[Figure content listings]
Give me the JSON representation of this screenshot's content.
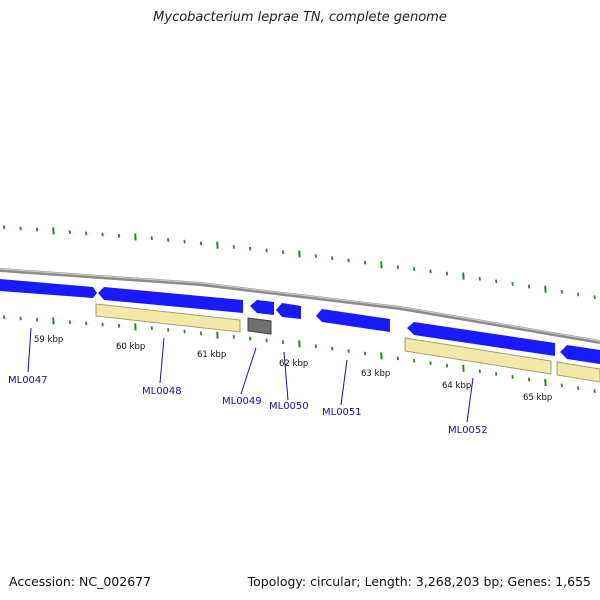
{
  "title": "Mycobacterium leprae TN, complete genome",
  "footer": {
    "accession": "Accession: NC_002677",
    "summary": "Topology: circular; Length: 3,268,203 bp; Genes: 1,655"
  },
  "colors": {
    "backbone": "#8c8c8c",
    "cds": "#1a1aff",
    "gene_pale": "#f2e9a8",
    "gene_gray": "#707070",
    "ticks": "#1e8c1e",
    "label": "#1414a0"
  },
  "kbp_labels": [
    "59 kbp",
    "60 kbp",
    "61 kbp",
    "62 kbp",
    "63 kbp",
    "64 kbp",
    "65 kbp"
  ],
  "gene_labels": [
    "ML0047",
    "ML0048",
    "ML0049",
    "ML0050",
    "ML0051",
    "ML0052"
  ]
}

How to complete this task
Can you retype every record above exactly, leaving out the pictures?

Reply
Give me the JSON representation of this screenshot's content.
{
  "title": "Mycobacterium leprae TN, complete genome",
  "footer": {
    "accession": "Accession: NC_002677",
    "summary": "Topology: circular; Length: 3,268,203 bp; Genes: 1,655"
  },
  "colors": {
    "backbone": "#8c8c8c",
    "cds": "#1a1aff",
    "gene_pale": "#f2e9a8",
    "gene_gray": "#707070",
    "ticks": "#1e8c1e",
    "label": "#1414a0"
  },
  "kbp_labels": [
    "59 kbp",
    "60 kbp",
    "61 kbp",
    "62 kbp",
    "63 kbp",
    "64 kbp",
    "65 kbp"
  ],
  "gene_labels": [
    "ML0047",
    "ML0048",
    "ML0049",
    "ML0050",
    "ML0051",
    "ML0052"
  ]
}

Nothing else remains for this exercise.